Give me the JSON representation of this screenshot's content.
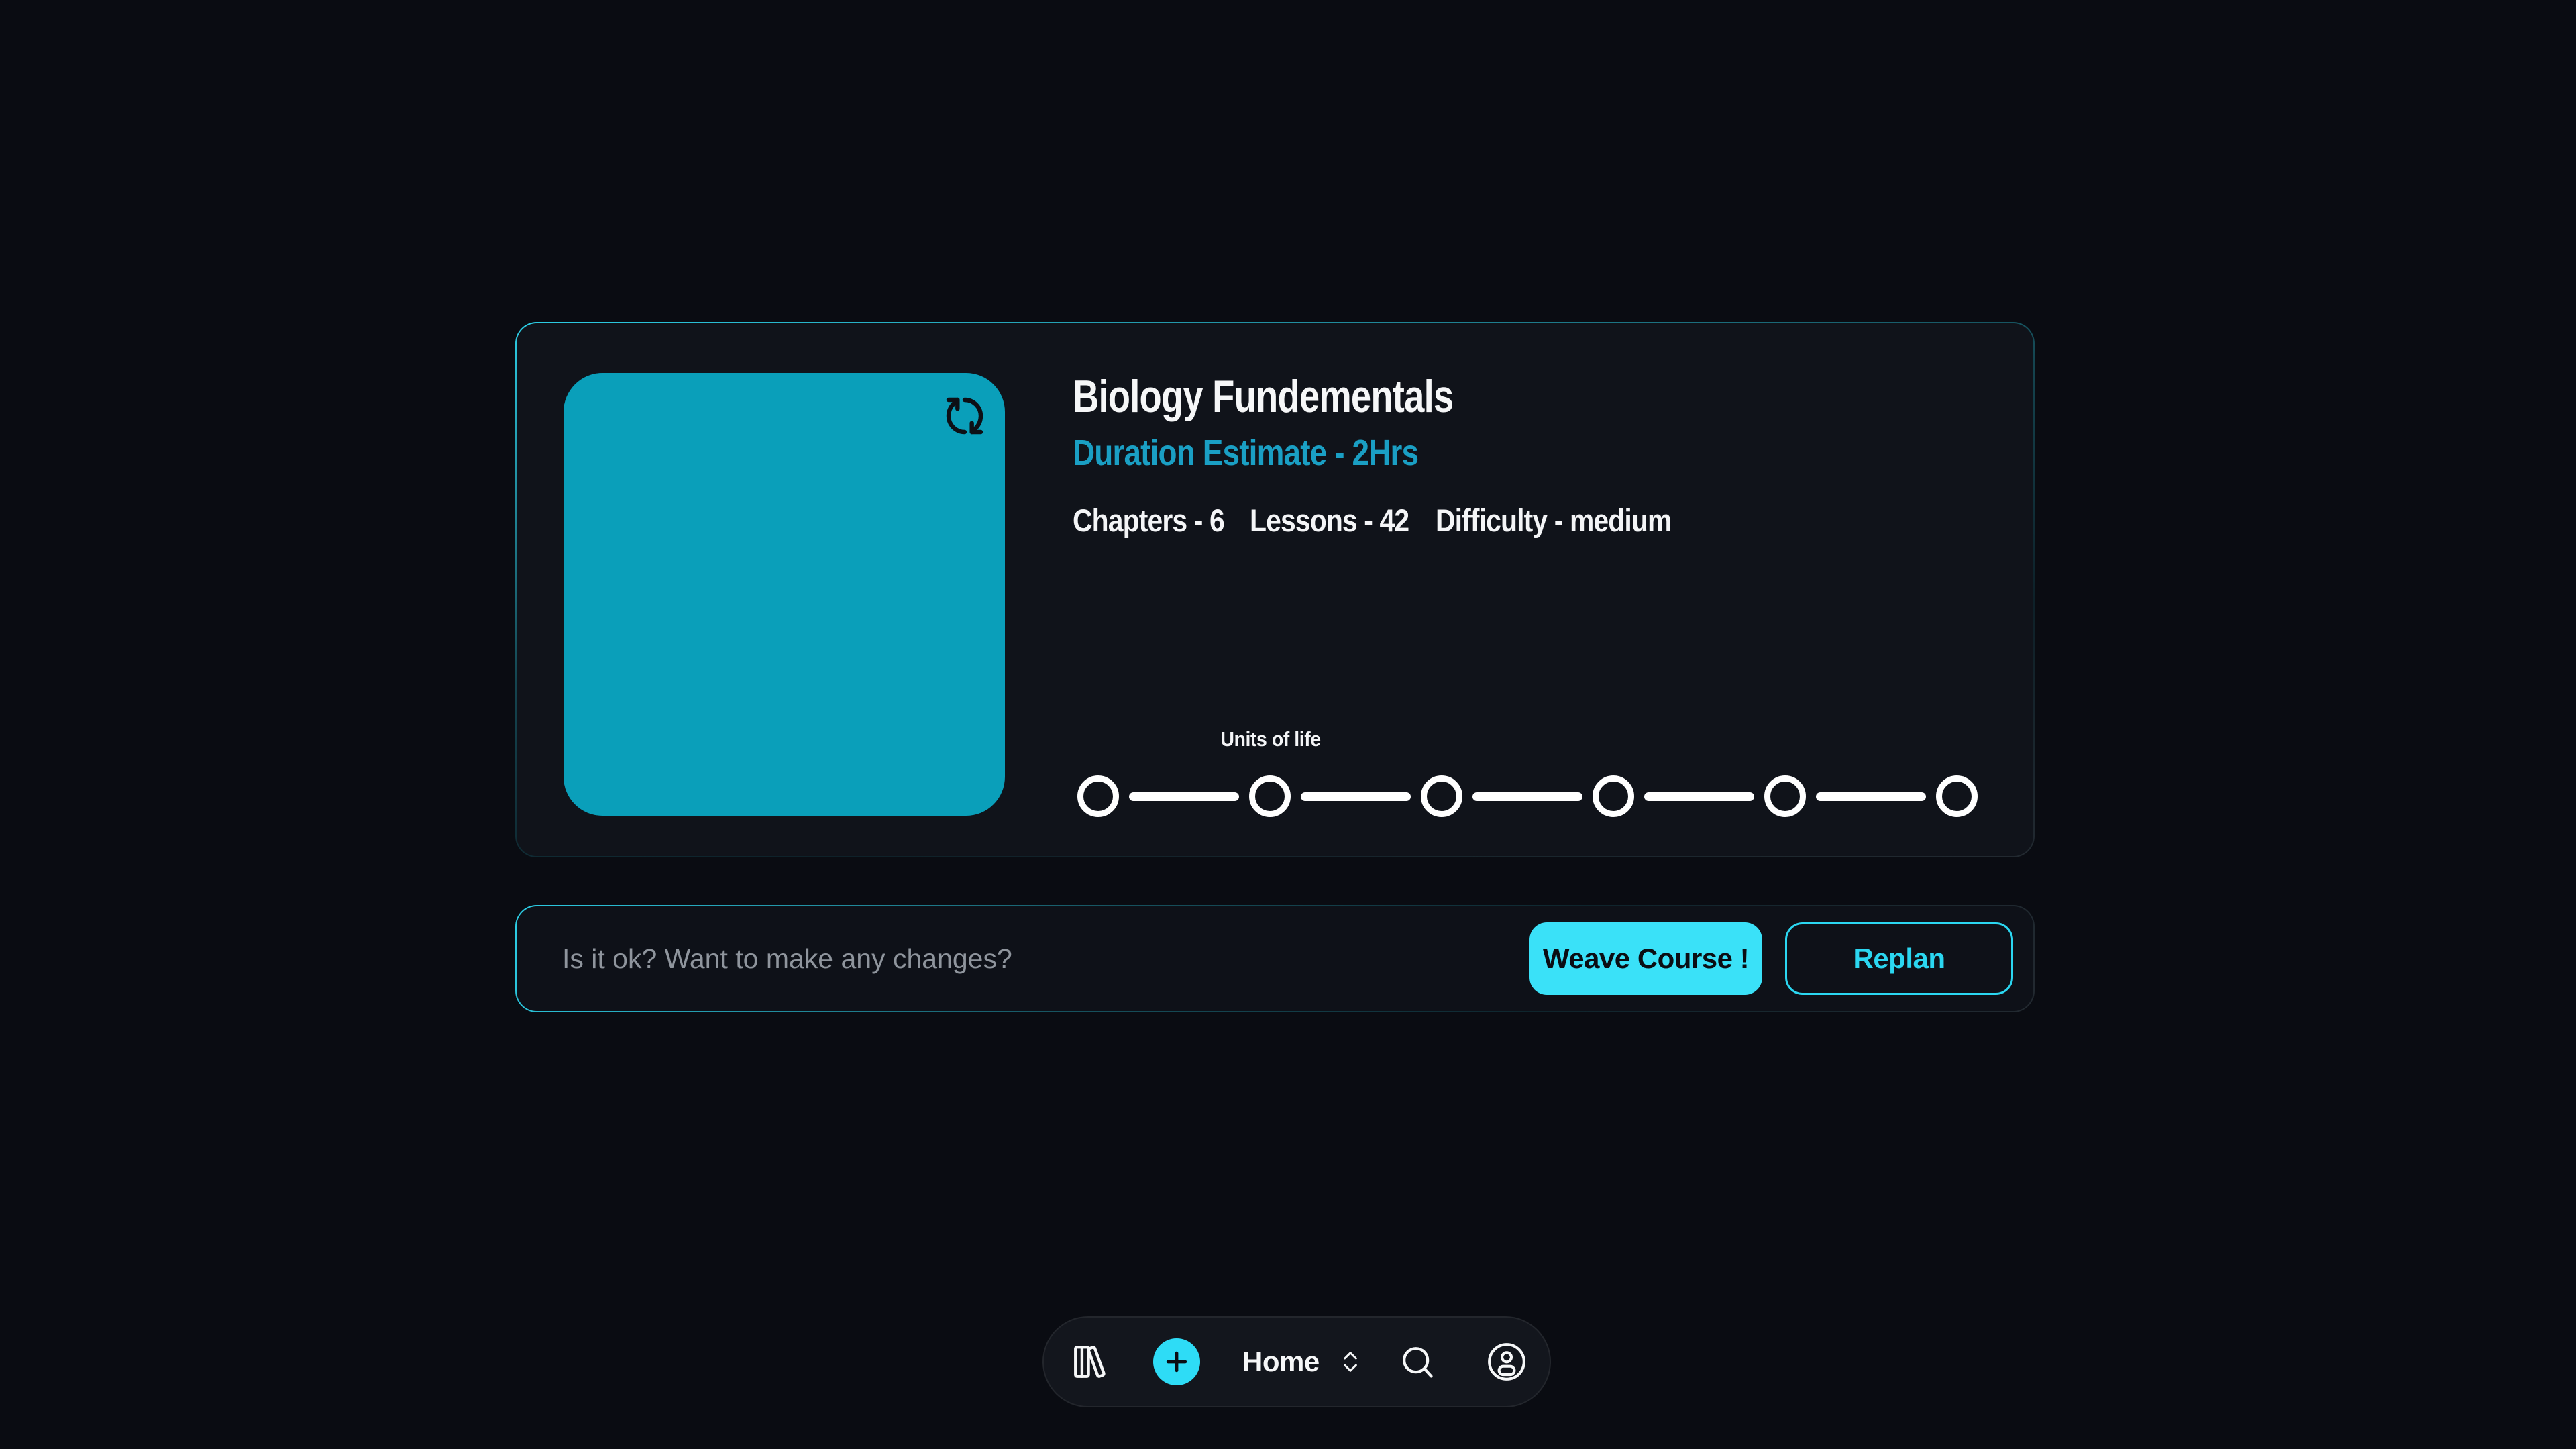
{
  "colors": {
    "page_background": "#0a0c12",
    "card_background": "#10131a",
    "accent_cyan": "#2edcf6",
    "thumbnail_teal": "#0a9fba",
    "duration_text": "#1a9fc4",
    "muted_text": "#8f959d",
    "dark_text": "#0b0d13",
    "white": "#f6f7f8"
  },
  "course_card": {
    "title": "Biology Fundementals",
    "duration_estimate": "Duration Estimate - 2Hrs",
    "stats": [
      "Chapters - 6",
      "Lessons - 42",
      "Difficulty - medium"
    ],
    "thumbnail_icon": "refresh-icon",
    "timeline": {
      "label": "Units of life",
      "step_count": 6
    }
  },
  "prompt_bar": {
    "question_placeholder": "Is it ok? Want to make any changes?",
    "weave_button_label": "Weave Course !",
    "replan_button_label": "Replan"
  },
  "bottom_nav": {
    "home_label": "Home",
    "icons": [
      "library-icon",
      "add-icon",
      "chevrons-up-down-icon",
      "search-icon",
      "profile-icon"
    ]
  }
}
-- -- --
SET TASK
Your task is an exact transcription of all the data, minus the pictures.

REPLY TO THE TASK
Give me the JSON representation of this screenshot's content.
{
  "colors": {
    "page_background": "#0a0c12",
    "card_background": "#10131a",
    "accent_cyan": "#2edcf6",
    "thumbnail_teal": "#0a9fba",
    "duration_text": "#1a9fc4",
    "muted_text": "#8f959d",
    "dark_text": "#0b0d13",
    "white": "#f6f7f8"
  },
  "course_card": {
    "title": "Biology Fundementals",
    "duration_estimate": "Duration Estimate - 2Hrs",
    "stats": [
      "Chapters - 6",
      "Lessons - 42",
      "Difficulty - medium"
    ],
    "thumbnail_icon": "refresh-icon",
    "timeline": {
      "label": "Units of life",
      "step_count": 6
    }
  },
  "prompt_bar": {
    "question_placeholder": "Is it ok? Want to make any changes?",
    "weave_button_label": "Weave Course !",
    "replan_button_label": "Replan"
  },
  "bottom_nav": {
    "home_label": "Home",
    "icons": [
      "library-icon",
      "add-icon",
      "chevrons-up-down-icon",
      "search-icon",
      "profile-icon"
    ]
  }
}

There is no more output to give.